Task statement: Answer with a single number, the count of lines holding the word "document".

Records for this exercise:
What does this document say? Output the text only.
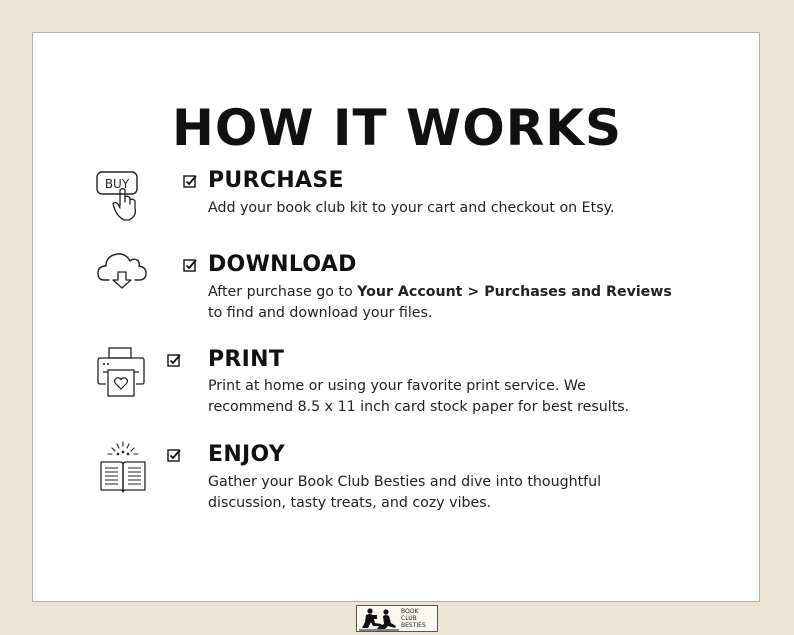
HOW IT WORKS
BUY	PURCHASE

Add your book club kit to your cart and checkout on Etsy.

DOWNLOAD

After purchase go to Your Account > Purchases and Reviews to find and download your files.

PRINT

Print at home or using your favorite print service. We recommend 8.5 x 11 inch card stock paper for best results.

ENJOY

Gather your Book Club Besties and dive into thoughtful discussion, tasty treats, and cozy vibes.

BOOK
CLUB
BESTIES
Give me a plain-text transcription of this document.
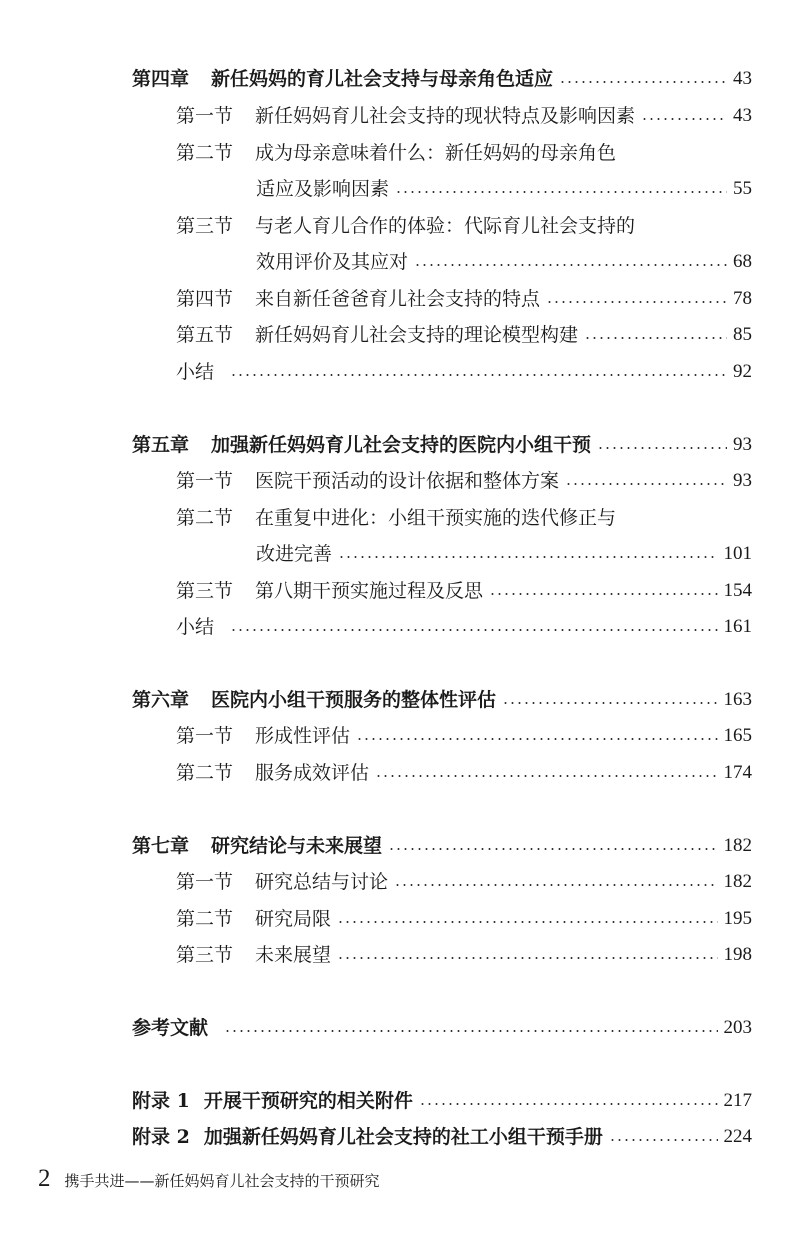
第四章 新任妈妈的育儿社会支持与母亲角色适应	43
第一节 新任妈妈育儿社会支持的现状特点及影响因素	43
第二节 成为母亲意味着什么：新任妈妈的母亲角色
适应及影响因素	55
第三节 与老人育儿合作的体验：代际育儿社会支持的
效用评价及其应对	68
第四节 来自新任爸爸育儿社会支持的特点	78
第五节 新任妈妈育儿社会支持的理论模型构建	85
小结	92
第五章 加强新任妈妈育儿社会支持的医院内小组干预	93
第一节 医院干预活动的设计依据和整体方案	93
第二节 在重复中进化：小组干预实施的迭代修正与
改进完善	101
第三节 第八期干预实施过程及反思	154
小结	161
第六章 医院内小组干预服务的整体性评估	163
第一节 形成性评估	165
第二节 服务成效评估	174
第七章 研究结论与未来展望	182
第一节 研究总结与讨论	182
第二节 研究局限	195
第三节 未来展望	198
参考文献	203
附录 1 开展干预研究的相关附件	217
附录 2 加强新任妈妈育儿社会支持的社工小组干预手册	224
2 携手共进——新任妈妈育儿社会支持的干预研究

Reply to the exercise: 2